Aim
Collect all lines from the listing that include the string "bombs".

Records from a collection of figures:
- - - - -

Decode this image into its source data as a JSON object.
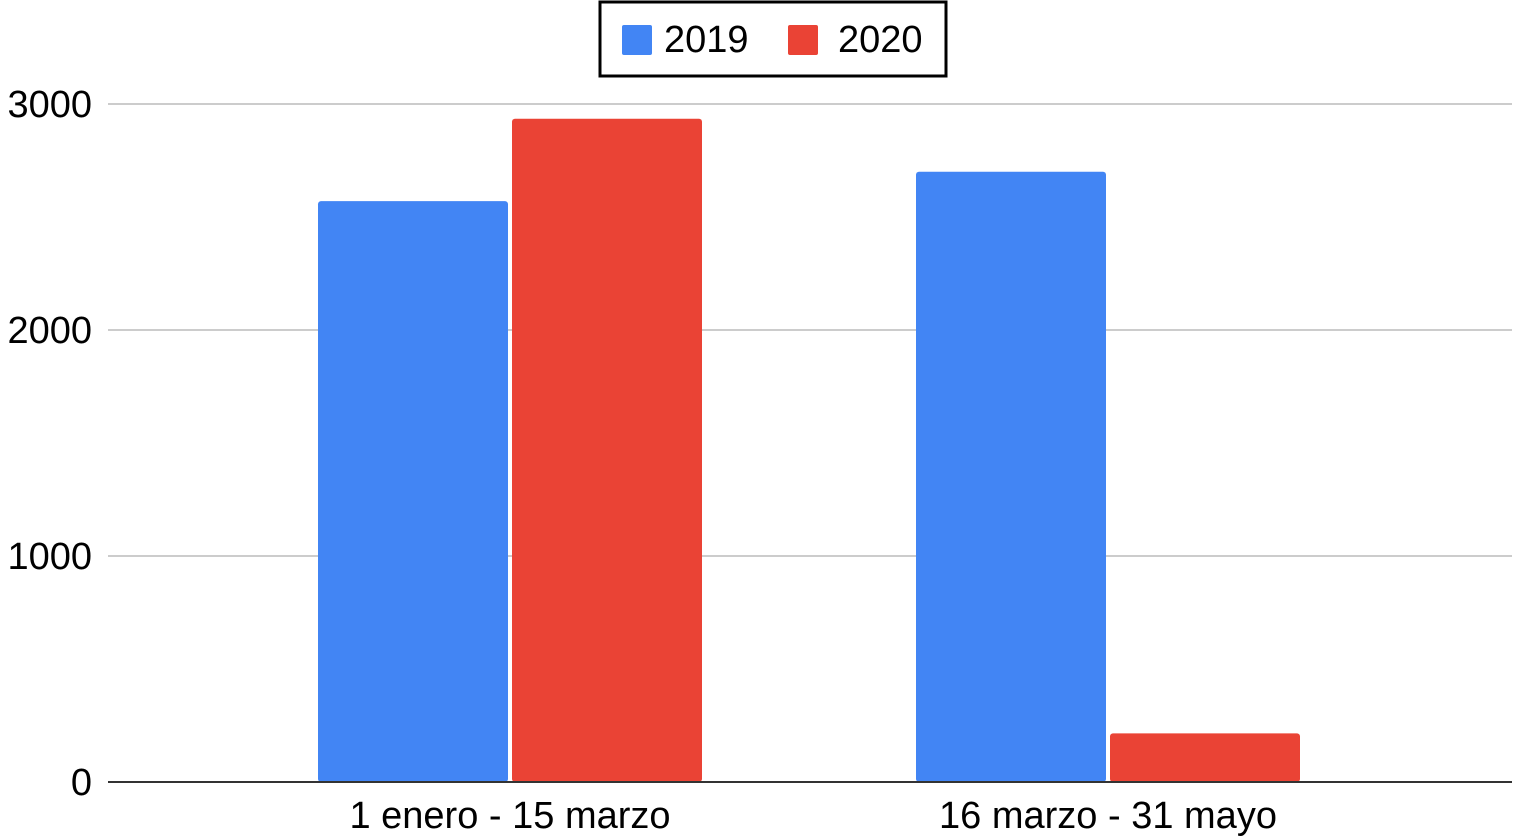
{
  "chart_data": {
    "type": "bar",
    "title": "",
    "xlabel": "",
    "ylabel": "",
    "categories": [
      "1 enero - 15 marzo",
      "16 marzo - 31 mayo"
    ],
    "series": [
      {
        "name": "2019",
        "color": "#4285F4",
        "values": [
          2570,
          2700
        ]
      },
      {
        "name": "2020",
        "color": "#EA4335",
        "values": [
          2935,
          215
        ]
      }
    ],
    "ylim": [
      0,
      3000
    ],
    "yticks": [
      0,
      1000,
      2000,
      3000
    ],
    "ytick_labels": [
      "0",
      "1000",
      "2000",
      "3000"
    ],
    "grid": true,
    "legend": {
      "placement": "top-center",
      "framed": true
    }
  }
}
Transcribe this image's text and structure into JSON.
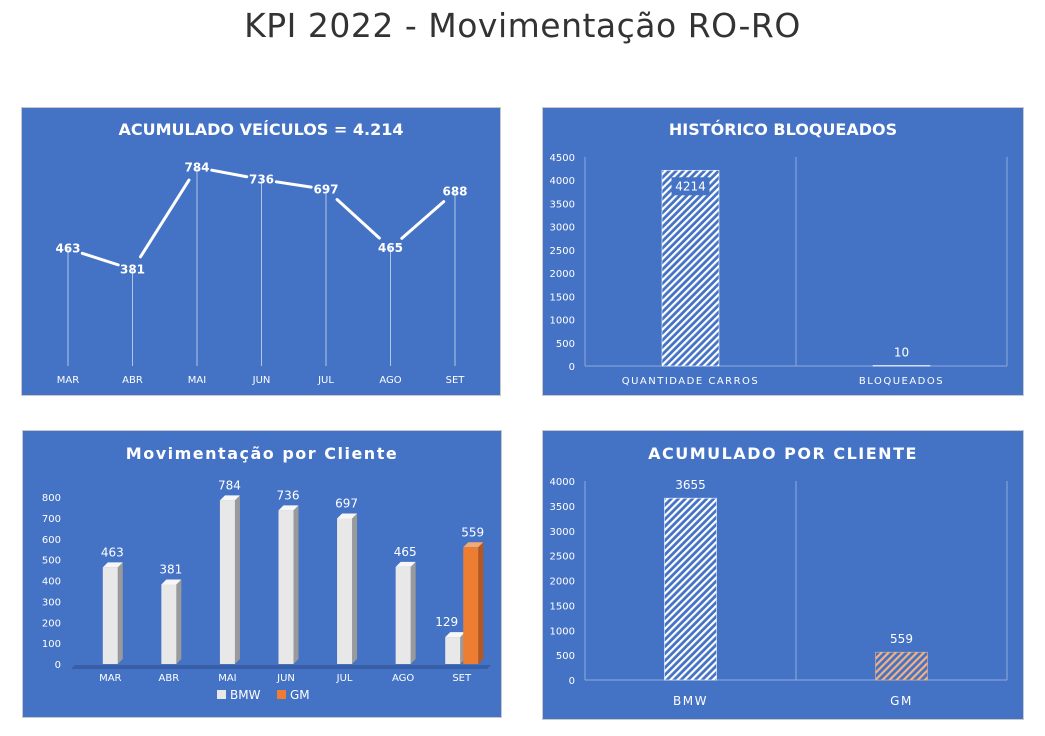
{
  "page": {
    "title": "KPI 2022 - Movimentação RO-RO"
  },
  "colors": {
    "panel_bg": "#4472C4",
    "bmw": "#E8E8E8",
    "gm": "#ED7D31",
    "line": "#FFFFFF"
  },
  "chart_data": [
    {
      "id": "acumulado-veiculos",
      "type": "line",
      "title": "ACUMULADO VEÍCULOS = 4.214",
      "categories": [
        "MAR",
        "ABR",
        "MAI",
        "JUN",
        "JUL",
        "AGO",
        "SET"
      ],
      "values": [
        463,
        381,
        784,
        736,
        697,
        465,
        688
      ],
      "ylim": [
        0,
        900
      ],
      "grid": false,
      "drop_lines": true
    },
    {
      "id": "historico-bloqueados",
      "type": "bar",
      "title": "HISTÓRICO BLOQUEADOS",
      "categories": [
        "QUANTIDADE CARROS",
        "BLOQUEADOS"
      ],
      "values": [
        4214,
        10
      ],
      "ylim": [
        0,
        4500
      ],
      "yticks": [
        0,
        500,
        1000,
        1500,
        2000,
        2500,
        3000,
        3500,
        4000,
        4500
      ],
      "pattern": "hatched"
    },
    {
      "id": "movimentacao-cliente",
      "type": "bar",
      "title": "Movimentação por Cliente",
      "categories": [
        "MAR",
        "ABR",
        "MAI",
        "JUN",
        "JUL",
        "AGO",
        "SET"
      ],
      "series": [
        {
          "name": "BMW",
          "values": [
            463,
            381,
            784,
            736,
            697,
            465,
            129
          ]
        },
        {
          "name": "GM",
          "values": [
            null,
            null,
            null,
            null,
            null,
            null,
            559
          ]
        }
      ],
      "ylim": [
        0,
        800
      ],
      "yticks": [
        0,
        100,
        200,
        300,
        400,
        500,
        600,
        700,
        800
      ],
      "legend": "bottom",
      "style": "3d-column"
    },
    {
      "id": "acumulado-cliente",
      "type": "bar",
      "title": "ACUMULADO POR CLIENTE",
      "categories": [
        "BMW",
        "GM"
      ],
      "values": [
        3655,
        559
      ],
      "ylim": [
        0,
        4000
      ],
      "yticks": [
        0,
        500,
        1000,
        1500,
        2000,
        2500,
        3000,
        3500,
        4000
      ],
      "pattern": "hatched"
    }
  ]
}
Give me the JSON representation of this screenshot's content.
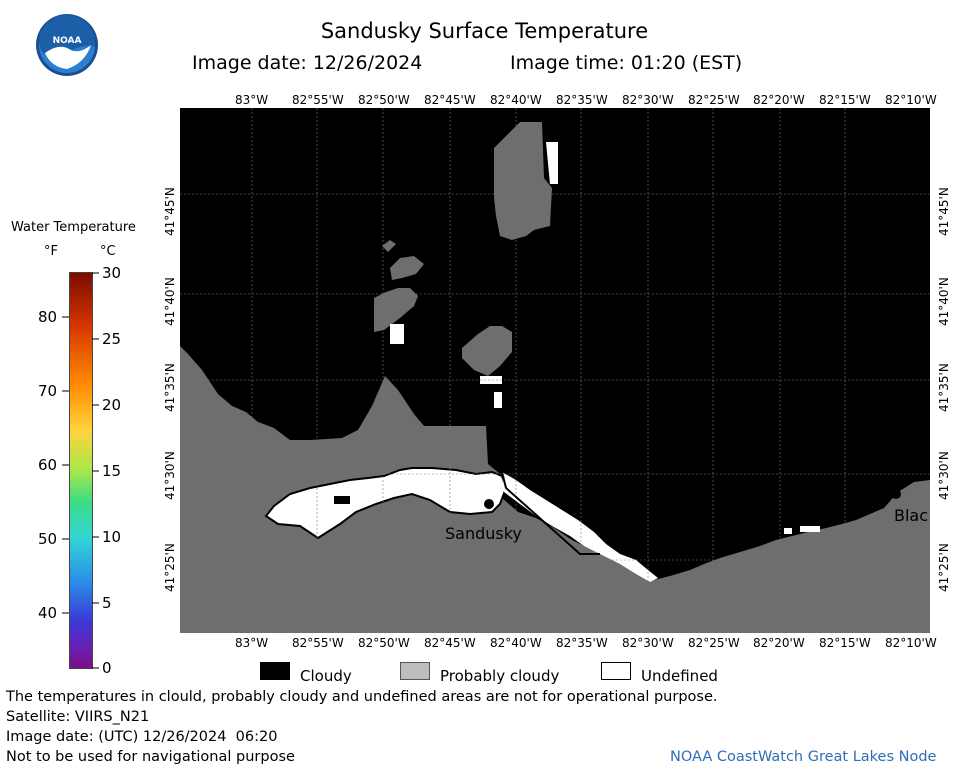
{
  "header": {
    "title": "Sandusky Surface Temperature",
    "image_date": "Image date: 12/26/2024",
    "image_time": "Image time: 01:20 (EST)"
  },
  "logo": {
    "text": "NOAA",
    "colors": {
      "ring": "#1a4f8f",
      "top": "#1a5fa8",
      "bird": "#ffffff",
      "bottom": "#2a7fd0"
    }
  },
  "colorbar": {
    "title": "Water Temperature",
    "unit_f": "°F",
    "unit_c": "°C",
    "f_labels": [
      "80",
      "70",
      "60",
      "50",
      "40"
    ],
    "c_labels": [
      "30",
      "25",
      "20",
      "15",
      "10",
      "5",
      "0"
    ],
    "gradient": [
      "#7d0b00",
      "#d93800",
      "#ff8a00",
      "#ffd33d",
      "#a8e84a",
      "#3ddc84",
      "#33d6d6",
      "#2a8ee8",
      "#3a3ad8",
      "#6a1fb0",
      "#7a0f8a"
    ]
  },
  "map": {
    "lon_labels": [
      "83°W",
      "82°55'W",
      "82°50'W",
      "82°45'W",
      "82°40'W",
      "82°35'W",
      "82°30'W",
      "82°25'W",
      "82°20'W",
      "82°15'W",
      "82°10'W"
    ],
    "lat_labels": [
      "41°45'N",
      "41°40'N",
      "41°35'N",
      "41°30'N",
      "41°25'N"
    ],
    "colors": {
      "cloudy": "#000000",
      "probably_cloudy": "#6e6e6e",
      "undefined": "#ffffff",
      "grid": "#7a7a7a"
    },
    "places": [
      {
        "name": "Sandusky"
      },
      {
        "name": "Blac"
      }
    ]
  },
  "legend": {
    "cloudy": "Cloudy",
    "probably_cloudy": "Probably cloudy",
    "undefined": "Undefined"
  },
  "footer": {
    "line1": "The temperatures in clould, probably cloudy and undefined areas are not for operational purpose.",
    "line2": "Satellite: VIIRS_N21",
    "line3": "Image date: (UTC) 12/26/2024  06:20",
    "line4": "Not to be used for navigational purpose",
    "credit": "NOAA CoastWatch Great Lakes Node"
  }
}
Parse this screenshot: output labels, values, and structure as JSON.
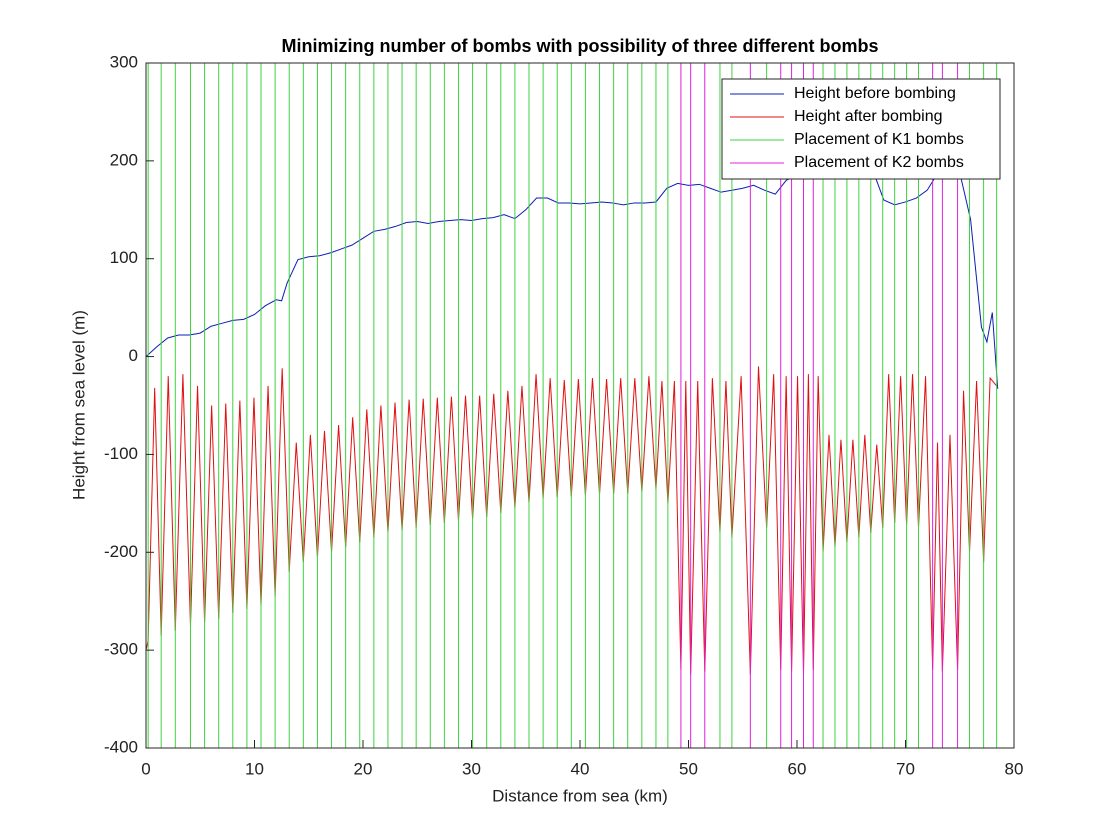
{
  "chart_data": {
    "type": "line",
    "title": "Minimizing number of bombs with possibility of three different bombs",
    "x_label": "Distance from sea (km)",
    "y_label": "Height from sea level (m)",
    "xlim": [
      0,
      80
    ],
    "ylim": [
      -400,
      300
    ],
    "xticks": [
      0,
      10,
      20,
      30,
      40,
      50,
      60,
      70,
      80
    ],
    "yticks": [
      -400,
      -300,
      -200,
      -100,
      0,
      100,
      200,
      300
    ],
    "legend": "upper right",
    "series": [
      {
        "name": "Height before bombing",
        "color": "#0a1fb8",
        "x": [
          0,
          1,
          2,
          3,
          4,
          5,
          6,
          7,
          8,
          9,
          10,
          11,
          12,
          12.5,
          13,
          14,
          15,
          16,
          17,
          18,
          19,
          20,
          21,
          22,
          23,
          24,
          25,
          26,
          27,
          28,
          29,
          30,
          31,
          32,
          33,
          34,
          35,
          36,
          37,
          38,
          39,
          40,
          41,
          42,
          43,
          44,
          45,
          46,
          47,
          48,
          49,
          50,
          51,
          52,
          53,
          54,
          55,
          56,
          57,
          58,
          59,
          60,
          61,
          62,
          63,
          64,
          65,
          66,
          67,
          68,
          69,
          70,
          71,
          72,
          73,
          74,
          75,
          76,
          77,
          77.5,
          78,
          78.5
        ],
        "values": [
          0,
          10,
          19,
          22,
          22,
          24,
          31,
          34,
          37,
          38,
          43,
          52,
          58,
          57,
          75,
          99,
          102,
          103,
          106,
          110,
          114,
          121,
          128,
          130,
          133,
          137,
          138,
          136,
          138,
          139,
          140,
          139,
          141,
          142,
          145,
          141,
          150,
          162,
          162,
          157,
          157,
          156,
          157,
          158,
          157,
          155,
          157,
          157,
          158,
          172,
          177,
          175,
          176,
          172,
          168,
          170,
          172,
          175,
          170,
          166,
          180,
          186,
          184,
          186,
          190,
          193,
          192,
          195,
          190,
          160,
          155,
          158,
          162,
          170,
          188,
          195,
          188,
          140,
          30,
          15,
          45,
          -33
        ]
      },
      {
        "name": "Height after bombing",
        "color": "#e01010",
        "x": [
          0,
          0.2,
          0.8,
          1.4,
          2.05,
          2.7,
          3.4,
          4.1,
          4.75,
          5.4,
          6.05,
          6.7,
          7.35,
          8.0,
          8.65,
          9.3,
          9.95,
          10.6,
          11.25,
          11.9,
          12.55,
          13.2,
          13.85,
          14.5,
          15.15,
          15.8,
          16.45,
          17.1,
          17.75,
          18.4,
          19.05,
          19.7,
          20.35,
          21.0,
          21.65,
          22.3,
          22.95,
          23.6,
          24.25,
          24.9,
          25.55,
          26.2,
          26.85,
          27.5,
          28.15,
          28.8,
          29.45,
          30.1,
          30.75,
          31.4,
          32.05,
          32.7,
          33.35,
          34.0,
          34.65,
          35.3,
          35.95,
          36.6,
          37.25,
          37.9,
          38.55,
          39.2,
          39.85,
          40.5,
          41.15,
          41.8,
          42.45,
          43.1,
          43.75,
          44.4,
          45.05,
          45.7,
          46.35,
          47.0,
          47.55,
          48.1,
          48.7,
          49.3,
          49.75,
          50.2,
          50.85,
          51.5,
          52.2,
          52.9,
          53.45,
          54.0,
          54.85,
          55.7,
          56.45,
          57.2,
          57.85,
          58.5,
          59.0,
          59.5,
          60.05,
          60.6,
          61.05,
          61.5,
          61.95,
          62.4,
          62.95,
          63.5,
          64.05,
          64.6,
          65.15,
          65.7,
          66.25,
          66.8,
          67.35,
          67.9,
          68.45,
          69.0,
          69.55,
          70.1,
          70.65,
          71.2,
          71.85,
          72.5,
          72.95,
          73.4,
          74.1,
          74.8,
          75.35,
          75.9,
          76.55,
          77.2,
          77.8,
          78.4
        ],
        "values": [
          -300,
          -290,
          -32,
          -285,
          -20,
          -280,
          -18,
          -275,
          -30,
          -272,
          -50,
          -268,
          -48,
          -262,
          -45,
          -258,
          -42,
          -255,
          -30,
          -245,
          -12,
          -220,
          -88,
          -210,
          -80,
          -205,
          -76,
          -200,
          -70,
          -195,
          -62,
          -190,
          -54,
          -185,
          -50,
          -180,
          -47,
          -178,
          -44,
          -175,
          -43,
          -172,
          -42,
          -170,
          -41,
          -168,
          -40,
          -166,
          -40,
          -164,
          -38,
          -160,
          -35,
          -155,
          -30,
          -150,
          -18,
          -145,
          -22,
          -144,
          -24,
          -143,
          -23,
          -142,
          -22,
          -141,
          -23,
          -140,
          -22,
          -140,
          -22,
          -138,
          -20,
          -136,
          -25,
          -150,
          -25,
          -320,
          -25,
          -325,
          -25,
          -322,
          -22,
          -180,
          -25,
          -185,
          -20,
          -325,
          -10,
          -175,
          -18,
          -320,
          -20,
          -322,
          -20,
          -325,
          -18,
          -320,
          -20,
          -200,
          -80,
          -195,
          -85,
          -190,
          -85,
          -185,
          -80,
          -180,
          -90,
          -175,
          -18,
          -170,
          -20,
          -172,
          -18,
          -175,
          -20,
          -320,
          -88,
          -322,
          -80,
          -320,
          -35,
          -200,
          -25,
          -210,
          -22,
          -30
        ]
      },
      {
        "name": "Placement of K1 bombs",
        "color": "#3fd23f",
        "positions": [
          0.2,
          1.4,
          2.7,
          4.1,
          5.4,
          6.7,
          8.0,
          9.3,
          10.6,
          11.9,
          13.2,
          14.5,
          15.8,
          17.1,
          18.4,
          19.7,
          21.0,
          22.3,
          23.6,
          24.9,
          26.2,
          27.5,
          28.8,
          30.1,
          31.4,
          32.7,
          34.0,
          35.3,
          36.6,
          37.9,
          39.2,
          40.5,
          41.8,
          43.1,
          44.4,
          45.7,
          47.0,
          48.1,
          52.9,
          54.0,
          57.2,
          62.4,
          63.5,
          64.6,
          65.7,
          66.8,
          67.9,
          69.0,
          70.1,
          71.2,
          75.9,
          77.2,
          78.4
        ]
      },
      {
        "name": "Placement of K2 bombs",
        "color": "#e020e0",
        "positions": [
          49.3,
          50.2,
          51.5,
          55.7,
          58.5,
          59.5,
          60.6,
          61.5,
          72.5,
          73.4,
          74.8
        ]
      }
    ]
  }
}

- - - - -

Exercise solution
    "title": "Minimizing number of bombs with possibility of three different bombs",
        "name": "Placement of K1 bombs",
        "name": "Placement of K2 bombs",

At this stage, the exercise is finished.